■ YOUR TASK: Reproduce every entry exactly.

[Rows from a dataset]
-- Start --
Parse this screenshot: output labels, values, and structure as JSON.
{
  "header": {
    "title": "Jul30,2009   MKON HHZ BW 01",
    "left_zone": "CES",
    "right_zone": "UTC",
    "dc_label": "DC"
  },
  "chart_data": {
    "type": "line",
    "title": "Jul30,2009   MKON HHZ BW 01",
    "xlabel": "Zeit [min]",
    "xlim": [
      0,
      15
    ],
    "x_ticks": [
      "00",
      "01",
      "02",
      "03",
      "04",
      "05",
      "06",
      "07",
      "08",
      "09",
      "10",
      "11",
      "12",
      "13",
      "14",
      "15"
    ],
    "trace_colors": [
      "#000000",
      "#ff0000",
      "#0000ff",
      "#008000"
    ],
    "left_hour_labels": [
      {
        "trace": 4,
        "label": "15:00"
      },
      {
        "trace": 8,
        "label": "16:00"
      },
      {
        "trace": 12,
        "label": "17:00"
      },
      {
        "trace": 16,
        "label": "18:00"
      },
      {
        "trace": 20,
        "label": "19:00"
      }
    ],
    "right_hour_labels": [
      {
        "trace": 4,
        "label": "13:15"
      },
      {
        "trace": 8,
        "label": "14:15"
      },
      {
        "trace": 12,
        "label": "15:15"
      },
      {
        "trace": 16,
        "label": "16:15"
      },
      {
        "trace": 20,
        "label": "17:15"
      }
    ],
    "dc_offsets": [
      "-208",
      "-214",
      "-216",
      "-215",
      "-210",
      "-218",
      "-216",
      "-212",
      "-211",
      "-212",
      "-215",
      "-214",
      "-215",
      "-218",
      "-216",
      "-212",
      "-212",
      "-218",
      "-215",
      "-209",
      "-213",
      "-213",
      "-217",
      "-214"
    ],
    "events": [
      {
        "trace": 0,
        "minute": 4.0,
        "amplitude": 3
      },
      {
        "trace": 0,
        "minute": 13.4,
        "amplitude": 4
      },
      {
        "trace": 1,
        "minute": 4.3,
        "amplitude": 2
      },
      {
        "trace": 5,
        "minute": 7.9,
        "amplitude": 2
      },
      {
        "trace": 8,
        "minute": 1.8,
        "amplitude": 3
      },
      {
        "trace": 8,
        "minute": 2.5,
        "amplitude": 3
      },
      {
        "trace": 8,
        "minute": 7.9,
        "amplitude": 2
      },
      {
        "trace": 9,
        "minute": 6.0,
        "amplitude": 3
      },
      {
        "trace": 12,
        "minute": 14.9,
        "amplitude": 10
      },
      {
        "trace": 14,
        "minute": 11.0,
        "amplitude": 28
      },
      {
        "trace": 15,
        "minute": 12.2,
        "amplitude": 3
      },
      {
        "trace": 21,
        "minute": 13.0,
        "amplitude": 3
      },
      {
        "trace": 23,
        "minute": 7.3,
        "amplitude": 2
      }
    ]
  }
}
-- End --
■ RESPONSE BELOW:
Parse this screenshot: output labels, values, and structure as JSON.
{
  "header": {
    "title": "Jul30,2009   MKON HHZ BW 01",
    "left_zone": "CES",
    "right_zone": "UTC",
    "dc_label": "DC"
  },
  "chart_data": {
    "type": "line",
    "title": "Jul30,2009   MKON HHZ BW 01",
    "xlabel": "Zeit [min]",
    "xlim": [
      0,
      15
    ],
    "x_ticks": [
      "00",
      "01",
      "02",
      "03",
      "04",
      "05",
      "06",
      "07",
      "08",
      "09",
      "10",
      "11",
      "12",
      "13",
      "14",
      "15"
    ],
    "trace_colors": [
      "#000000",
      "#ff0000",
      "#0000ff",
      "#008000"
    ],
    "left_hour_labels": [
      {
        "trace": 4,
        "label": "15:00"
      },
      {
        "trace": 8,
        "label": "16:00"
      },
      {
        "trace": 12,
        "label": "17:00"
      },
      {
        "trace": 16,
        "label": "18:00"
      },
      {
        "trace": 20,
        "label": "19:00"
      }
    ],
    "right_hour_labels": [
      {
        "trace": 4,
        "label": "13:15"
      },
      {
        "trace": 8,
        "label": "14:15"
      },
      {
        "trace": 12,
        "label": "15:15"
      },
      {
        "trace": 16,
        "label": "16:15"
      },
      {
        "trace": 20,
        "label": "17:15"
      }
    ],
    "dc_offsets": [
      "-208",
      "-214",
      "-216",
      "-215",
      "-210",
      "-218",
      "-216",
      "-212",
      "-211",
      "-212",
      "-215",
      "-214",
      "-215",
      "-218",
      "-216",
      "-212",
      "-212",
      "-218",
      "-215",
      "-209",
      "-213",
      "-213",
      "-217",
      "-214"
    ],
    "events": [
      {
        "trace": 0,
        "minute": 4.0,
        "amplitude": 3
      },
      {
        "trace": 0,
        "minute": 13.4,
        "amplitude": 4
      },
      {
        "trace": 1,
        "minute": 4.3,
        "amplitude": 2
      },
      {
        "trace": 5,
        "minute": 7.9,
        "amplitude": 2
      },
      {
        "trace": 8,
        "minute": 1.8,
        "amplitude": 3
      },
      {
        "trace": 8,
        "minute": 2.5,
        "amplitude": 3
      },
      {
        "trace": 8,
        "minute": 7.9,
        "amplitude": 2
      },
      {
        "trace": 9,
        "minute": 6.0,
        "amplitude": 3
      },
      {
        "trace": 12,
        "minute": 14.9,
        "amplitude": 10
      },
      {
        "trace": 14,
        "minute": 11.0,
        "amplitude": 28
      },
      {
        "trace": 15,
        "minute": 12.2,
        "amplitude": 3
      },
      {
        "trace": 21,
        "minute": 13.0,
        "amplitude": 3
      },
      {
        "trace": 23,
        "minute": 7.3,
        "amplitude": 2
      }
    ]
  }
}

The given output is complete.